**SHORT PROBLEM**
Give the data again exactly as written, skipping any pictures.
_ _ _ _
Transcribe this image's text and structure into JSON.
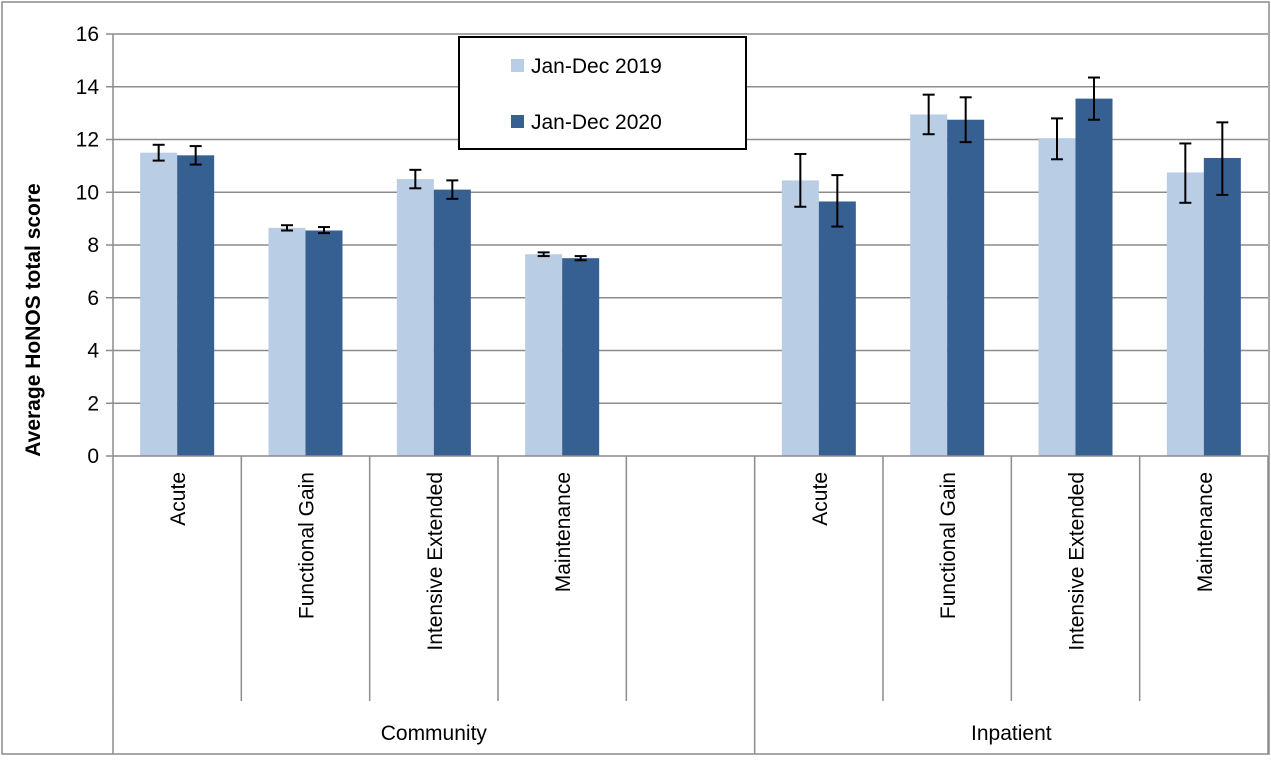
{
  "chart_data": {
    "type": "bar",
    "title": "",
    "xlabel": "",
    "ylabel": "Average HoNOS total score",
    "ylim": [
      0,
      16
    ],
    "yticks": [
      0,
      2,
      4,
      6,
      8,
      10,
      12,
      14,
      16
    ],
    "grid": true,
    "legend_position": "top-center",
    "colors": {
      "Jan-Dec 2019": "#b9cde5",
      "Jan-Dec 2020": "#366092"
    },
    "groups": [
      {
        "name": "Community",
        "categories": [
          "Acute",
          "Functional Gain",
          "Intensive Extended",
          "Maintenance",
          ""
        ]
      },
      {
        "name": "Inpatient",
        "categories": [
          "Acute",
          "Functional Gain",
          "Intensive Extended",
          "Maintenance"
        ]
      }
    ],
    "categories": [
      "Acute",
      "Functional Gain",
      "Intensive Extended",
      "Maintenance",
      "",
      "Acute",
      "Functional Gain",
      "Intensive Extended",
      "Maintenance"
    ],
    "series": [
      {
        "name": "Jan-Dec 2019",
        "values": [
          11.5,
          8.65,
          10.5,
          7.65,
          null,
          10.45,
          12.95,
          12.05,
          10.75
        ],
        "error_low": [
          11.2,
          8.55,
          10.15,
          7.58,
          null,
          9.45,
          12.2,
          11.25,
          9.6
        ],
        "error_high": [
          11.8,
          8.75,
          10.85,
          7.72,
          null,
          11.45,
          13.7,
          12.8,
          11.85
        ]
      },
      {
        "name": "Jan-Dec 2020",
        "values": [
          11.4,
          8.55,
          10.1,
          7.5,
          null,
          9.65,
          12.75,
          13.55,
          11.3
        ],
        "error_low": [
          11.05,
          8.45,
          9.75,
          7.42,
          null,
          8.7,
          11.9,
          12.75,
          9.9
        ],
        "error_high": [
          11.75,
          8.68,
          10.45,
          7.58,
          null,
          10.65,
          13.6,
          14.35,
          12.65
        ]
      }
    ]
  }
}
_ _ _ _
**REPLY**
Transcribe this image's text and structure into JSON.
{
  "chart_data": {
    "type": "bar",
    "title": "",
    "xlabel": "",
    "ylabel": "Average HoNOS total score",
    "ylim": [
      0,
      16
    ],
    "yticks": [
      0,
      2,
      4,
      6,
      8,
      10,
      12,
      14,
      16
    ],
    "grid": true,
    "legend_position": "top-center",
    "colors": {
      "Jan-Dec 2019": "#b9cde5",
      "Jan-Dec 2020": "#366092"
    },
    "groups": [
      {
        "name": "Community",
        "categories": [
          "Acute",
          "Functional Gain",
          "Intensive Extended",
          "Maintenance",
          ""
        ]
      },
      {
        "name": "Inpatient",
        "categories": [
          "Acute",
          "Functional Gain",
          "Intensive Extended",
          "Maintenance"
        ]
      }
    ],
    "categories": [
      "Acute",
      "Functional Gain",
      "Intensive Extended",
      "Maintenance",
      "",
      "Acute",
      "Functional Gain",
      "Intensive Extended",
      "Maintenance"
    ],
    "series": [
      {
        "name": "Jan-Dec 2019",
        "values": [
          11.5,
          8.65,
          10.5,
          7.65,
          null,
          10.45,
          12.95,
          12.05,
          10.75
        ],
        "error_low": [
          11.2,
          8.55,
          10.15,
          7.58,
          null,
          9.45,
          12.2,
          11.25,
          9.6
        ],
        "error_high": [
          11.8,
          8.75,
          10.85,
          7.72,
          null,
          11.45,
          13.7,
          12.8,
          11.85
        ]
      },
      {
        "name": "Jan-Dec 2020",
        "values": [
          11.4,
          8.55,
          10.1,
          7.5,
          null,
          9.65,
          12.75,
          13.55,
          11.3
        ],
        "error_low": [
          11.05,
          8.45,
          9.75,
          7.42,
          null,
          8.7,
          11.9,
          12.75,
          9.9
        ],
        "error_high": [
          11.75,
          8.68,
          10.45,
          7.58,
          null,
          10.65,
          13.6,
          14.35,
          12.65
        ]
      }
    ]
  }
}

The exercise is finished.